**STORED DATA:**
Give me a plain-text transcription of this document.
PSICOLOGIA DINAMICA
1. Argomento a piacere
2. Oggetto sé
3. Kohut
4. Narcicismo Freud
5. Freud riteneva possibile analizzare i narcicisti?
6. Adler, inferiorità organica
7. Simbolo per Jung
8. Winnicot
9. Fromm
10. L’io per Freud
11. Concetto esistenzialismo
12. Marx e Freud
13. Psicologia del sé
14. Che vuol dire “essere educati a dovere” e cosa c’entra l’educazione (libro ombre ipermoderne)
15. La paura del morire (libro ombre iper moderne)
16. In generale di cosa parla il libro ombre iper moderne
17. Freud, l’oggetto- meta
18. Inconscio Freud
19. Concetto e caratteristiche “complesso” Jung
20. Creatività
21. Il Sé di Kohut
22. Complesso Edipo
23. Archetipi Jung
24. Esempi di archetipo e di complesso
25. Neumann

**PROBLEM DESCRIPTION:**
Search the entries for the word "cosa", then gather every line that has it.

**EXERCISE ANSWER:**
14. Che vuol dire “essere educati a dovere” e cosa c’entra l’educazione (libro ombre ipermoderne)
16. In generale di cosa parla il libro ombre iper moderne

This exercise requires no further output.